■ Given task ■
Search the material below for the word "values" and copy every line in which it occurs.

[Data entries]

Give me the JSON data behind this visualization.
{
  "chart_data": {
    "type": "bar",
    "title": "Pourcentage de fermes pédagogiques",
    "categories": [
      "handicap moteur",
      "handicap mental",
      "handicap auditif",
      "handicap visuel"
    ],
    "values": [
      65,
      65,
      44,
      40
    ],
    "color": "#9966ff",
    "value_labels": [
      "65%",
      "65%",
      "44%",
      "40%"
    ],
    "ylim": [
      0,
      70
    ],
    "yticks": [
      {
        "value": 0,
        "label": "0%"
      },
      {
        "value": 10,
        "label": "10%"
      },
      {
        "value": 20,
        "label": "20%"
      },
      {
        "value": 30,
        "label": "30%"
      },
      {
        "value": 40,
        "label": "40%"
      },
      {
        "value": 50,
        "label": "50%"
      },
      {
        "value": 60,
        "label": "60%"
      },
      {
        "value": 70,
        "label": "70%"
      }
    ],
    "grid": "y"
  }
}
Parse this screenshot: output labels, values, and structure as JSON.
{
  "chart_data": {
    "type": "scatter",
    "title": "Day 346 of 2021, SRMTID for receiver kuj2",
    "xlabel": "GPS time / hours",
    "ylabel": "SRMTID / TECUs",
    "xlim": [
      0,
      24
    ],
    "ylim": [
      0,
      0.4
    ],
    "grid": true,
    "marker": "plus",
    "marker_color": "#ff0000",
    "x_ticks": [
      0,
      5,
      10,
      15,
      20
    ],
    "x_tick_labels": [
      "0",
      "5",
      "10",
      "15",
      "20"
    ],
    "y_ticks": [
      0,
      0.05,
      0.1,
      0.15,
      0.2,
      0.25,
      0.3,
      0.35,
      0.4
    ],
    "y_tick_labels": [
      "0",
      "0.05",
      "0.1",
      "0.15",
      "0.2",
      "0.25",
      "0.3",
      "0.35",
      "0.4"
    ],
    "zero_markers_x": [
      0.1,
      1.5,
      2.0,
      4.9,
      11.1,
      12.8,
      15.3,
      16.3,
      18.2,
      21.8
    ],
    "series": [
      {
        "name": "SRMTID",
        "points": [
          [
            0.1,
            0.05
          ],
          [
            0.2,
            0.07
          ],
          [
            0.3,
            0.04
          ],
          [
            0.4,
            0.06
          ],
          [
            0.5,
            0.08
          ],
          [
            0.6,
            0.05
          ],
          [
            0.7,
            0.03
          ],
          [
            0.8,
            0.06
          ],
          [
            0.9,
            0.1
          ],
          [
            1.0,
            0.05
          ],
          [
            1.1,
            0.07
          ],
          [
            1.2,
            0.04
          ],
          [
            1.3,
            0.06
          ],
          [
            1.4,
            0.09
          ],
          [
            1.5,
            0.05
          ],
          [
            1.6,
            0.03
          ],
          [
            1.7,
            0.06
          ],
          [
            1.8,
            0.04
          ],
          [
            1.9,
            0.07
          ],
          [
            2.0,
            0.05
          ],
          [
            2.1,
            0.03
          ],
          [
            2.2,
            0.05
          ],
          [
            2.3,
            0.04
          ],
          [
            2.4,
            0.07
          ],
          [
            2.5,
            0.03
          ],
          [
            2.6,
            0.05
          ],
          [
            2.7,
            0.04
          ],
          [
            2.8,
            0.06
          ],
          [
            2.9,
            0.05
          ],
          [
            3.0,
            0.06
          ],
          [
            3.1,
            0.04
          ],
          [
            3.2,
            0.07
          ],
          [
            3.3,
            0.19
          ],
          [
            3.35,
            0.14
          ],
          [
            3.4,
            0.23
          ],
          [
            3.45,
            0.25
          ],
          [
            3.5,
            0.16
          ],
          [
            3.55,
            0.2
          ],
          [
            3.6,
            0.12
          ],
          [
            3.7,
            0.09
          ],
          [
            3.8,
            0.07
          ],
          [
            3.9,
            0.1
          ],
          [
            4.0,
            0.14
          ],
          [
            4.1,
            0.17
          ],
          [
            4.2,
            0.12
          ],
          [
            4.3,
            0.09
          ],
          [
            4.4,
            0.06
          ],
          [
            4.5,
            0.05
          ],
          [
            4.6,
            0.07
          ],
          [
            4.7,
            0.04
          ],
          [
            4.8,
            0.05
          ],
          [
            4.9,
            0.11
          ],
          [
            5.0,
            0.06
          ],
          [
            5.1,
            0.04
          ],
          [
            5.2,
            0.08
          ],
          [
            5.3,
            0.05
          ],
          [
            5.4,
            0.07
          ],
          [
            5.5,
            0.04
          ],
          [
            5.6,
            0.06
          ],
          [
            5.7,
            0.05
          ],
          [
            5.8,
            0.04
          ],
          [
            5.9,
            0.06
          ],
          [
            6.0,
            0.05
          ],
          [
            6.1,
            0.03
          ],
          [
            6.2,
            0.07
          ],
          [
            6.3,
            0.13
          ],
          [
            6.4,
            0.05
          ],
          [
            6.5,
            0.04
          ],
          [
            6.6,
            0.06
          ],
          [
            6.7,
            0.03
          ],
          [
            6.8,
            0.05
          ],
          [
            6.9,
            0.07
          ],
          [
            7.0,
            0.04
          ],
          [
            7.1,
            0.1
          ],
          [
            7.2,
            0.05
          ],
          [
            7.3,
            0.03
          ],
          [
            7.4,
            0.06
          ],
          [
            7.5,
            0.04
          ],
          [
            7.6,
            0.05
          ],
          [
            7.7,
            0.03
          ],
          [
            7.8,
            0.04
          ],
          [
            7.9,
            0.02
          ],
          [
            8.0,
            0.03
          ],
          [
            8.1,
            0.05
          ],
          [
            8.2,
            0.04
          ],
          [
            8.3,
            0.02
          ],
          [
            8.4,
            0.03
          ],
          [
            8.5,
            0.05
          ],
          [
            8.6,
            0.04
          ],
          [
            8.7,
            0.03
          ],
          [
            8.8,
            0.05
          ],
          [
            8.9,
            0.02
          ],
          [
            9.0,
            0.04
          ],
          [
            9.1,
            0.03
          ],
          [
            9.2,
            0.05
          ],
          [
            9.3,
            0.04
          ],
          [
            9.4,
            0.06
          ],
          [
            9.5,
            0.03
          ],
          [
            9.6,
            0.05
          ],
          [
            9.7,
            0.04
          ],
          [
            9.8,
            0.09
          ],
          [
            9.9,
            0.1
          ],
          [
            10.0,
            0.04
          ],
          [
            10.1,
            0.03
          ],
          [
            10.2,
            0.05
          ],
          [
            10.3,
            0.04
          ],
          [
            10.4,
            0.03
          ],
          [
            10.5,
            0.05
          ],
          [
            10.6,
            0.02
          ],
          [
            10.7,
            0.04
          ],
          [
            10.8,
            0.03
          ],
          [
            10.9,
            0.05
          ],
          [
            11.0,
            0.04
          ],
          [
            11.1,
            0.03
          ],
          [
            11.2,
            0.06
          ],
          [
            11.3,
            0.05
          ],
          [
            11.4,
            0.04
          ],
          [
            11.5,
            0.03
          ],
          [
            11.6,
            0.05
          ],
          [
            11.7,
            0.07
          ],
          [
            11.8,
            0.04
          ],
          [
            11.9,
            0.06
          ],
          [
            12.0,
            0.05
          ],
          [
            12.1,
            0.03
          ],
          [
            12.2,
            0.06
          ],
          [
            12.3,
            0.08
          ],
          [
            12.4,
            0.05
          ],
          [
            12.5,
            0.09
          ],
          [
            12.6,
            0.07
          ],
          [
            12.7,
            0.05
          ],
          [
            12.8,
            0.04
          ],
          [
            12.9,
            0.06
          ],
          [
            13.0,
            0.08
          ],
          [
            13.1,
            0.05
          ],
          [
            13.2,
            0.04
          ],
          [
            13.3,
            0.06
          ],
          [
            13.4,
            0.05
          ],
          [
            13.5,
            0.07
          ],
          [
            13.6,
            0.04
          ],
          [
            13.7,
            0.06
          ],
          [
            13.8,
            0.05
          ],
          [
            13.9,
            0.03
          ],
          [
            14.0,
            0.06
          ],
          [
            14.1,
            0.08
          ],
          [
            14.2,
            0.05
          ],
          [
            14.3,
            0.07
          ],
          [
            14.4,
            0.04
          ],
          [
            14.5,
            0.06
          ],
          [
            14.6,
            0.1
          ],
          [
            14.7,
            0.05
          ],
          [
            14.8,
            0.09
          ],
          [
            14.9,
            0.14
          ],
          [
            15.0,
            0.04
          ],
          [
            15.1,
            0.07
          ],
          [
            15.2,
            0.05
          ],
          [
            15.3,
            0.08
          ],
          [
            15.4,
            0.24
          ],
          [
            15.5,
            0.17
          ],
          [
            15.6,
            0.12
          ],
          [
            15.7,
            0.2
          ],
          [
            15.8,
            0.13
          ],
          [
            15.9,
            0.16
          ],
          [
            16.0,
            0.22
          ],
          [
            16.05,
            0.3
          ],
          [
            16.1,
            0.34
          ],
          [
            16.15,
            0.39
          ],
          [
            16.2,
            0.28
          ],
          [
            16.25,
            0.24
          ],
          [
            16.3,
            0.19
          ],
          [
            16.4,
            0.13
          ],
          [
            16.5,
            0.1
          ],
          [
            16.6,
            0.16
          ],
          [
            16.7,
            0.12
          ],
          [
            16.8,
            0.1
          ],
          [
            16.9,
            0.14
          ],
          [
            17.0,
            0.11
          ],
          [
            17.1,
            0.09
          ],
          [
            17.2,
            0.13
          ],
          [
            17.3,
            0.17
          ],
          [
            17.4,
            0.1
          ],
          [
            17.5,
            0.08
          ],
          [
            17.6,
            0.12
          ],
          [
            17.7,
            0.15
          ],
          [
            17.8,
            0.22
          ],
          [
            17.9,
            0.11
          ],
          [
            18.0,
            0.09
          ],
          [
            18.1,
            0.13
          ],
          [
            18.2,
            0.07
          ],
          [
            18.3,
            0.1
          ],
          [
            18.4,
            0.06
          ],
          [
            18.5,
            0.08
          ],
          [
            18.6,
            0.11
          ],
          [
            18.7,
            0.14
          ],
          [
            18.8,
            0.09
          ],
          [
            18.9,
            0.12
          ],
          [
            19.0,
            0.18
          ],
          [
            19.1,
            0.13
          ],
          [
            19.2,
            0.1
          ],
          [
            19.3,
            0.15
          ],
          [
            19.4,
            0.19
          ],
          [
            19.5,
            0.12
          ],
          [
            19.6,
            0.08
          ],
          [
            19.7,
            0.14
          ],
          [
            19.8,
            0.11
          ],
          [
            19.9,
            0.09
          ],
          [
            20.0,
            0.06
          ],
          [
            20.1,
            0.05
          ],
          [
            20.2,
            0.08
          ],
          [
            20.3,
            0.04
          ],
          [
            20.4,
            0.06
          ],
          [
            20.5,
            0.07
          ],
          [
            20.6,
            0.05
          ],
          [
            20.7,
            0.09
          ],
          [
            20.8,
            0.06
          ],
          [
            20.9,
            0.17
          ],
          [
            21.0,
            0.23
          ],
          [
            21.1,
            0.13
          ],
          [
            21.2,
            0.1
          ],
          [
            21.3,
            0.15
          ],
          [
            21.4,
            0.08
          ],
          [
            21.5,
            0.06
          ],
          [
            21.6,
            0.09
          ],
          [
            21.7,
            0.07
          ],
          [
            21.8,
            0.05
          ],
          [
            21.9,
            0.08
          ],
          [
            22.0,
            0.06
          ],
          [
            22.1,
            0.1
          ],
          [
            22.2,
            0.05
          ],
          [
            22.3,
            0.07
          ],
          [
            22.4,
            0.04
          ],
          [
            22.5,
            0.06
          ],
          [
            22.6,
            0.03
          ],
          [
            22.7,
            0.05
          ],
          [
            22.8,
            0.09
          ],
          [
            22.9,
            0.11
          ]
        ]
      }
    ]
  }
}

■ Problem solution ■
    "values": [
Parse this screenshot: output labels, values, and structure as JSON.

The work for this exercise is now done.